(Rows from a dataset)
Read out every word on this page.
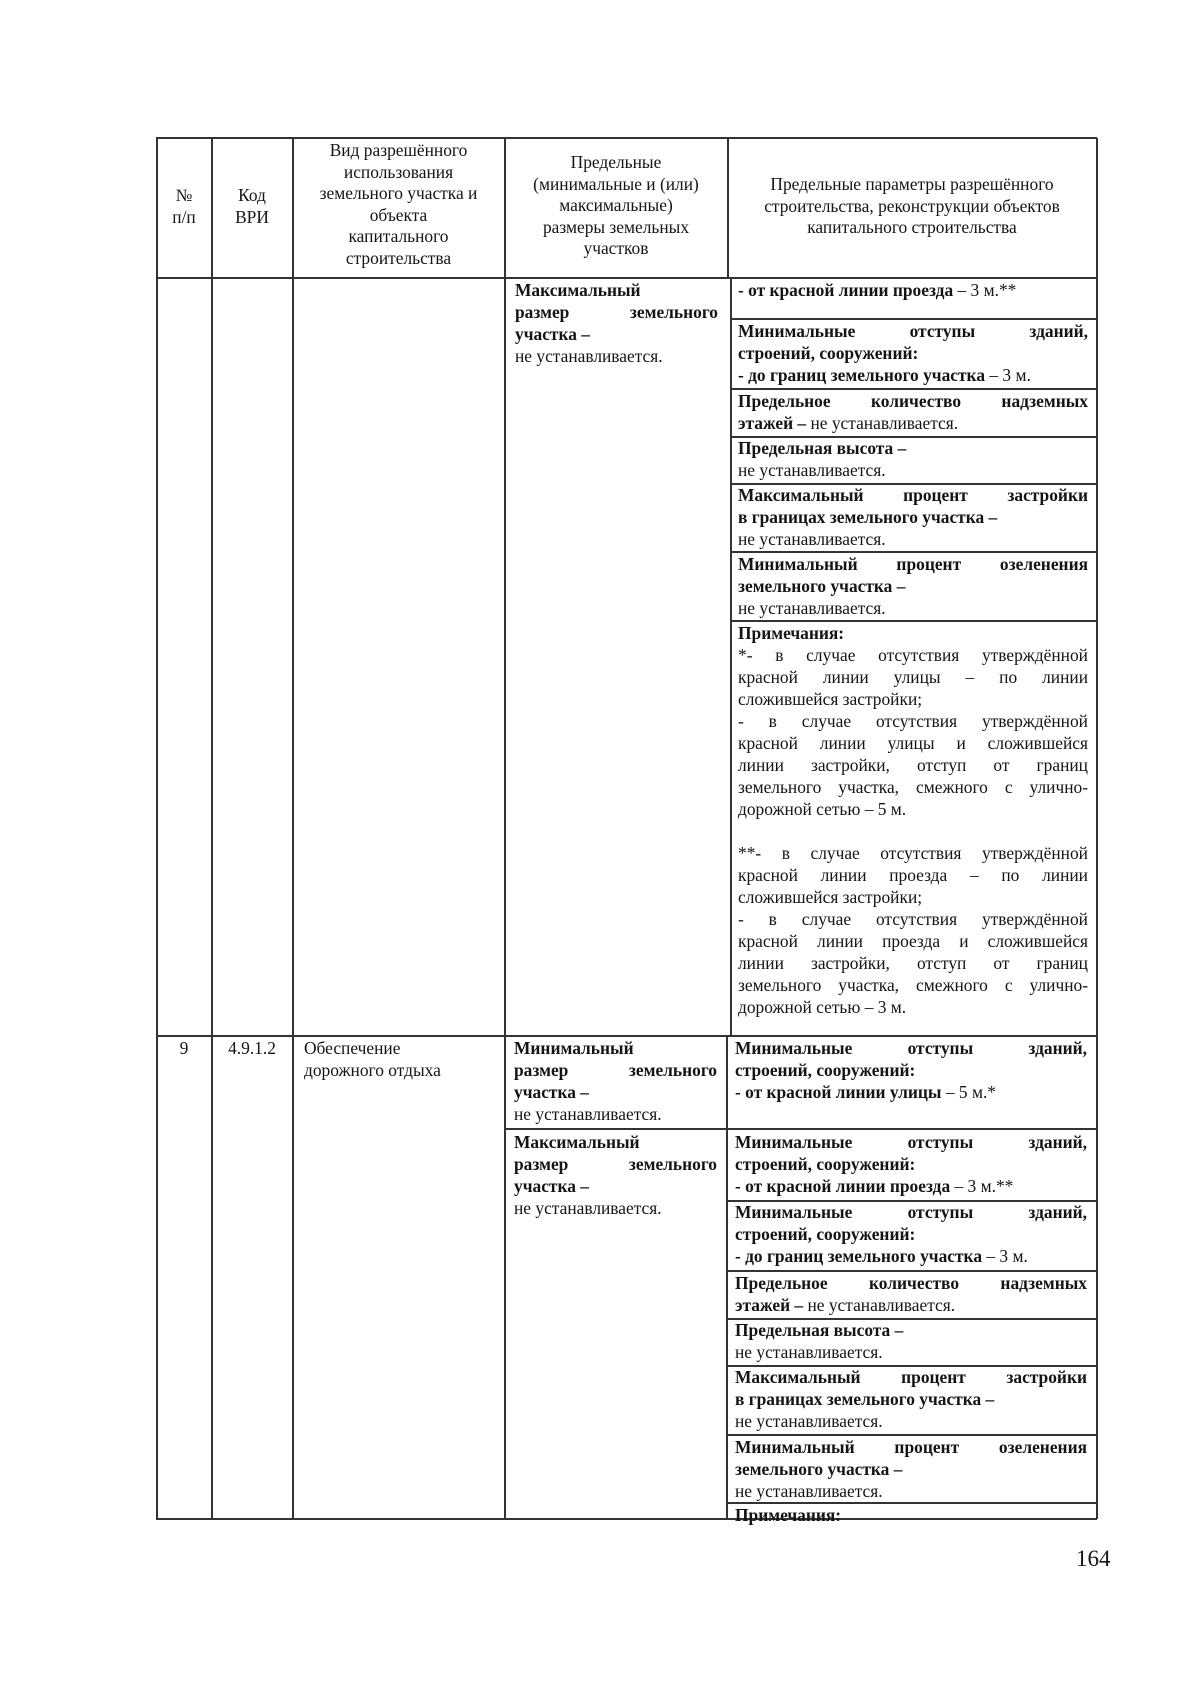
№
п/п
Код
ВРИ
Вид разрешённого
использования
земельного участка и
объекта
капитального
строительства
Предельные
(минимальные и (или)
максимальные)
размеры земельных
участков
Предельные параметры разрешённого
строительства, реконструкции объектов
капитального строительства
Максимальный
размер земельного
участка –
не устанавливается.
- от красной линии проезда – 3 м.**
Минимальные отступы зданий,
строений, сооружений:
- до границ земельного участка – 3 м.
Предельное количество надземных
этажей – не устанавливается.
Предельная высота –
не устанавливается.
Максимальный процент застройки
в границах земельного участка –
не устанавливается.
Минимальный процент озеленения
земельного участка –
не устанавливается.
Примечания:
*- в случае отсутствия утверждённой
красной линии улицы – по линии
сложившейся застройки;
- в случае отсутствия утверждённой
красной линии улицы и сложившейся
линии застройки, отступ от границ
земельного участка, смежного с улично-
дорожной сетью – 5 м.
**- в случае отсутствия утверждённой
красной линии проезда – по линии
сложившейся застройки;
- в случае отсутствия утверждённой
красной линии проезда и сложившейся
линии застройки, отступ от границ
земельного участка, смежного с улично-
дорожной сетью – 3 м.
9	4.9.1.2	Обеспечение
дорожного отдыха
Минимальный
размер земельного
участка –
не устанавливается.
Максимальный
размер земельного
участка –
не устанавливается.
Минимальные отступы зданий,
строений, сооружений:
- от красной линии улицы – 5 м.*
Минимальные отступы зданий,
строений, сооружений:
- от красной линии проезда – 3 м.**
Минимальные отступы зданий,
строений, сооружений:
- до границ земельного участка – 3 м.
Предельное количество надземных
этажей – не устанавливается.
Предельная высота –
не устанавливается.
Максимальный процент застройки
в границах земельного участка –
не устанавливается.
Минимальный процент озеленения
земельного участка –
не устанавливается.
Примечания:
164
* * *
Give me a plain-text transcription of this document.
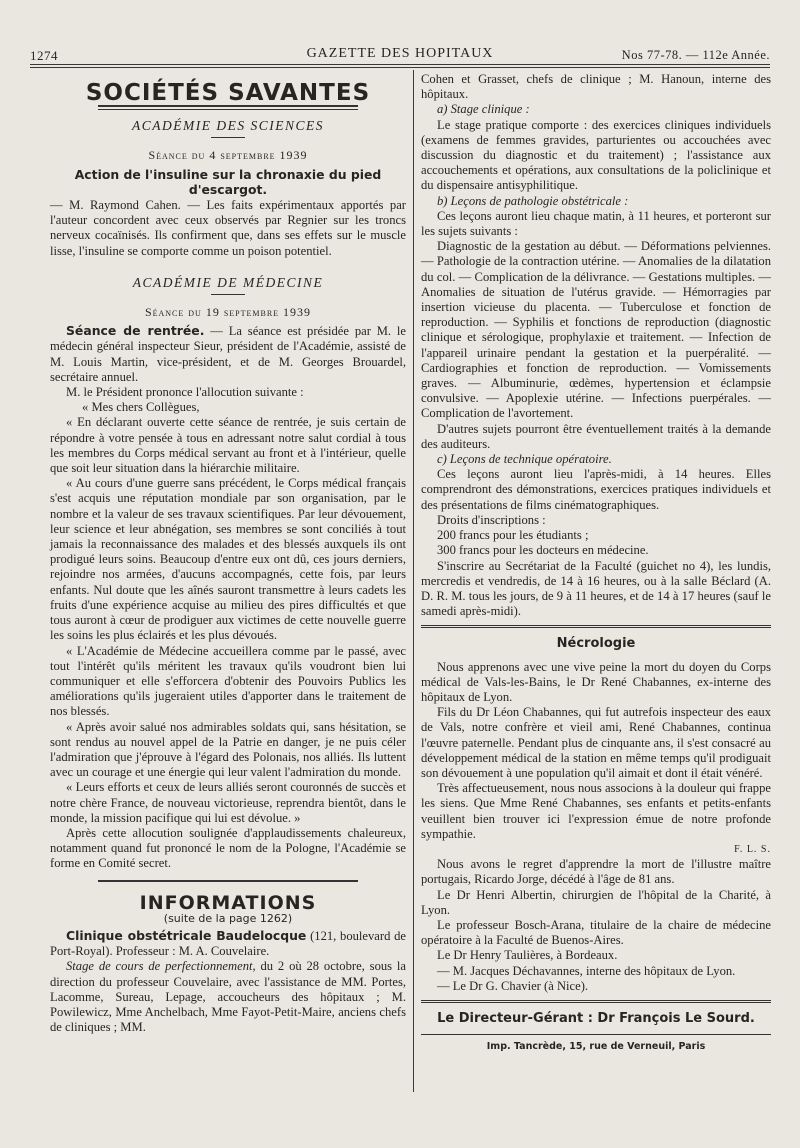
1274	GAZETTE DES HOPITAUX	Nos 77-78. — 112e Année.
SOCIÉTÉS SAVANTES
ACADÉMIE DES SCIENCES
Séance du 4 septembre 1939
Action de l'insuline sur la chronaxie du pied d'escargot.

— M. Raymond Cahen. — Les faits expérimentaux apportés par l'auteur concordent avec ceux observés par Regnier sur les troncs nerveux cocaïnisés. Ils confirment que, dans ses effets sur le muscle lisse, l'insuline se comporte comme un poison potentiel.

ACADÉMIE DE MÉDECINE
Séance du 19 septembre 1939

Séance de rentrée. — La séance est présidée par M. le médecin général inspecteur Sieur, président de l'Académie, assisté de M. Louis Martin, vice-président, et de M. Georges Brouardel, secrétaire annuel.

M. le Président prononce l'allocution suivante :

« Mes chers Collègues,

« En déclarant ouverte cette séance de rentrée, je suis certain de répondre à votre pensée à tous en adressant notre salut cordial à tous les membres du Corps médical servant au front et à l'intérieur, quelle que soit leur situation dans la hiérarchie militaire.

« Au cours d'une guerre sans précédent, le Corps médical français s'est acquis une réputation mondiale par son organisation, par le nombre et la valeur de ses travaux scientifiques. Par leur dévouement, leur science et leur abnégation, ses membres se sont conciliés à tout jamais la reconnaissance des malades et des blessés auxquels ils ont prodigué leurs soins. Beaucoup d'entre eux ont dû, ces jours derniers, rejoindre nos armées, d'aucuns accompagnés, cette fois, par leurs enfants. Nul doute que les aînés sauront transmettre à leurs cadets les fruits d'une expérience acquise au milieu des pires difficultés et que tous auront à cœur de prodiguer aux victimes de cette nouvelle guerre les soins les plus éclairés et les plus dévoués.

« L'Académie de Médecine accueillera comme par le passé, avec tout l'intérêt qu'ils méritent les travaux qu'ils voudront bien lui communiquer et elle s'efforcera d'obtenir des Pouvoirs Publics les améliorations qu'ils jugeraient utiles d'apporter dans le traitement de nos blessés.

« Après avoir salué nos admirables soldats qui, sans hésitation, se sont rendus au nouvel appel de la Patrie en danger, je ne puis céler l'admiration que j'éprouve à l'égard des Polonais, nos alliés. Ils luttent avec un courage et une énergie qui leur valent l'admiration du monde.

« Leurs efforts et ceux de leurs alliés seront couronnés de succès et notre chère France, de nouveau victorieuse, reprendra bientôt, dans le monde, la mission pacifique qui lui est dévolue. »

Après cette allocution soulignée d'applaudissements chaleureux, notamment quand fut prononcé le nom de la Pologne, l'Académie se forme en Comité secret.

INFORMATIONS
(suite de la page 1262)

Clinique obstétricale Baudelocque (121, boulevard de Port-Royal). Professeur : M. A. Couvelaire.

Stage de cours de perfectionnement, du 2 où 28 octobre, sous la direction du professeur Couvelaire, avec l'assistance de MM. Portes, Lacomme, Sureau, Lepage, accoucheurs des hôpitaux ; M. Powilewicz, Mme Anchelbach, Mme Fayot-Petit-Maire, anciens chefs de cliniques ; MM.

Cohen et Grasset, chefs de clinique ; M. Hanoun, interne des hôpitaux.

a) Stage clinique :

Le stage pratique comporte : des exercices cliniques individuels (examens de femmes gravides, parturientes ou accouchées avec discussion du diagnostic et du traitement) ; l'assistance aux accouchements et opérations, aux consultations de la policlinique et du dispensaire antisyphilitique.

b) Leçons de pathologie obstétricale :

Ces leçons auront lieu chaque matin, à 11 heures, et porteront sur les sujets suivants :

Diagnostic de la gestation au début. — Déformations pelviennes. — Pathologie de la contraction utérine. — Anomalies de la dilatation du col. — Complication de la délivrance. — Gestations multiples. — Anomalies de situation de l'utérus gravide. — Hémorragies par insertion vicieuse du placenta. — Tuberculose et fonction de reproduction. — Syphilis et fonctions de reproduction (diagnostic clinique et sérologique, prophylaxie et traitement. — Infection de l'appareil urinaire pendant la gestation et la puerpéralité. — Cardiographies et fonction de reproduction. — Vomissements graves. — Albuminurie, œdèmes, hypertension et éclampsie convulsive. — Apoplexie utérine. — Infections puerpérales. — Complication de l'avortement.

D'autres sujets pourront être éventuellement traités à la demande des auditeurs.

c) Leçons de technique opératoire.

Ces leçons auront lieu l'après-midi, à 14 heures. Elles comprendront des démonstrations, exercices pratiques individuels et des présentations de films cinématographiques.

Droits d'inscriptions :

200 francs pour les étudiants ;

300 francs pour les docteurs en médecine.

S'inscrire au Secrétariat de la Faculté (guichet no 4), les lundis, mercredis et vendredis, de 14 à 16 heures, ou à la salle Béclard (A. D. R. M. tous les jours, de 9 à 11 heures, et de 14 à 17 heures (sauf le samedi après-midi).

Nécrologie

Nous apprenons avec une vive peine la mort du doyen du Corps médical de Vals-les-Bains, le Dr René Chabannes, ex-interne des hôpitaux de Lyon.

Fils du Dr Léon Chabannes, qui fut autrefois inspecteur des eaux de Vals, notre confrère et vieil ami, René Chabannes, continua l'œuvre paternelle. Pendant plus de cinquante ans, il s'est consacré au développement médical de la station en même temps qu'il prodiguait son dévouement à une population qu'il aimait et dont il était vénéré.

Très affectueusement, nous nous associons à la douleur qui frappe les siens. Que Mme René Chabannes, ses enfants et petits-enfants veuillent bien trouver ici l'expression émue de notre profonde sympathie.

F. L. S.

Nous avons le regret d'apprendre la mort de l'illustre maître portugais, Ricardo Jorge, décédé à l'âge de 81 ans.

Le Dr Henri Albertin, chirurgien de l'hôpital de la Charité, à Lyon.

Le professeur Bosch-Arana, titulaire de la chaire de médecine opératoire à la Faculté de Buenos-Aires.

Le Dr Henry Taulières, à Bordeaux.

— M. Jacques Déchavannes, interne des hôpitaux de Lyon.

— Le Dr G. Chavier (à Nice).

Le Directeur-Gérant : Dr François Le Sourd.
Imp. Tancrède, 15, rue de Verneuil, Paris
==
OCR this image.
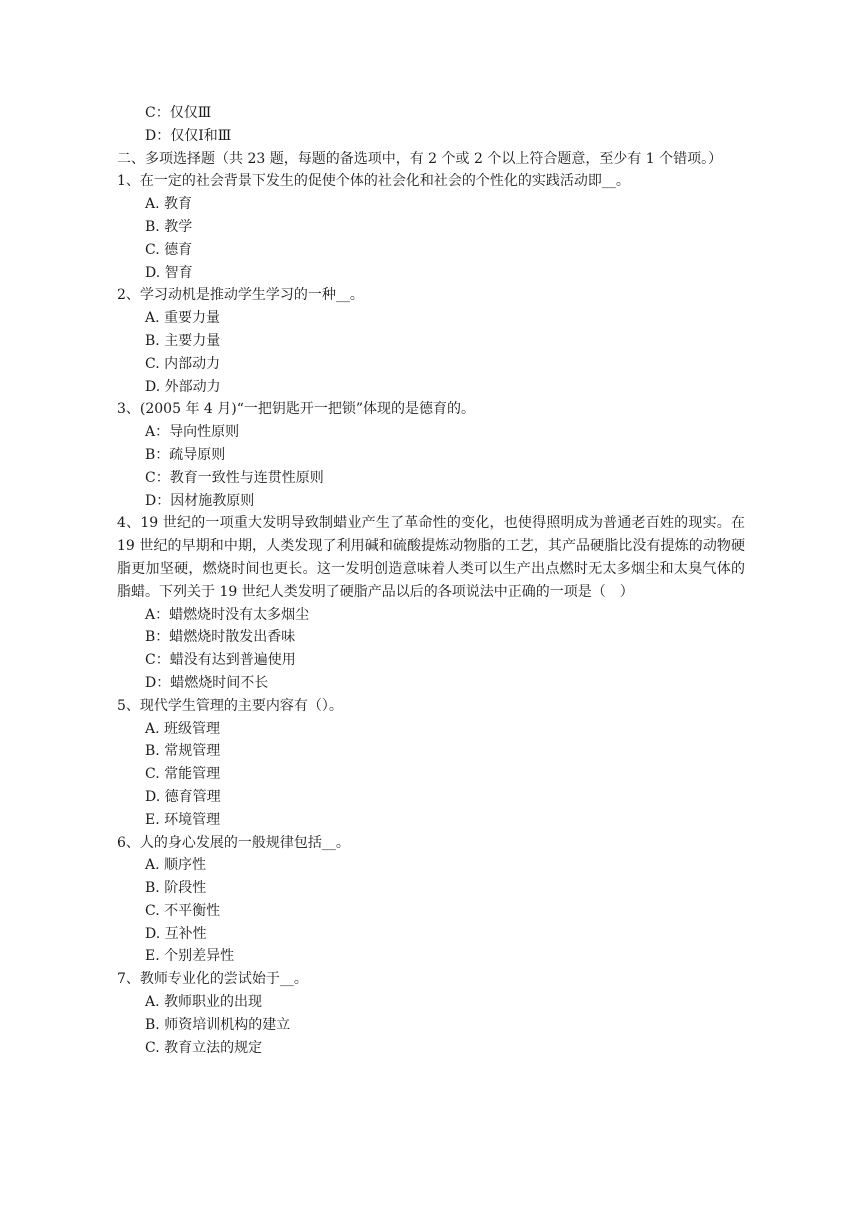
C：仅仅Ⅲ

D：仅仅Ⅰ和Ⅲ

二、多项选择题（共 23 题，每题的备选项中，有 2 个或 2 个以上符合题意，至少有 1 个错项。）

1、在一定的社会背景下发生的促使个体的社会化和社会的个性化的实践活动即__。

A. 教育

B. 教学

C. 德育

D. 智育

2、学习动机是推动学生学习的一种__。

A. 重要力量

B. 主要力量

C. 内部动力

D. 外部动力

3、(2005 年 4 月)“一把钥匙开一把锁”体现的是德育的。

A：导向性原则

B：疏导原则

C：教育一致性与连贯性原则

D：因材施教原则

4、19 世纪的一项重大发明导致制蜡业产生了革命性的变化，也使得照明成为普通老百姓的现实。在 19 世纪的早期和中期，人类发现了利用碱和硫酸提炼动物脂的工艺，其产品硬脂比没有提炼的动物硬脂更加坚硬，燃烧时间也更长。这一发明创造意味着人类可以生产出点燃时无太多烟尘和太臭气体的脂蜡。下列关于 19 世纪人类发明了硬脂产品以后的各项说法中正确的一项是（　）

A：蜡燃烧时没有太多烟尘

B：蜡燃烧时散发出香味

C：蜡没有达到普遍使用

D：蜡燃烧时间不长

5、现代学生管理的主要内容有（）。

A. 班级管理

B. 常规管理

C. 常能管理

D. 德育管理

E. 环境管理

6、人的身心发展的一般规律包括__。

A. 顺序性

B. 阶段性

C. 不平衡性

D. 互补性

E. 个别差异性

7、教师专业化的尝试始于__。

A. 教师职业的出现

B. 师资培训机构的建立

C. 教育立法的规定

Exercise requirements: Using the listing above, return all lines where the word "insuline" occurs.

Solution to this task:
Action de l'insuline sur la chronaxie du pied d'escargot.
— M. Raymond Cahen. — Les faits expérimentaux apportés par l'auteur concordent avec ceux observés par Regnier sur les troncs nerveux cocaïnisés. Ils confirment que, dans ses effets sur le muscle lisse, l'insuline se comporte comme un poison potentiel.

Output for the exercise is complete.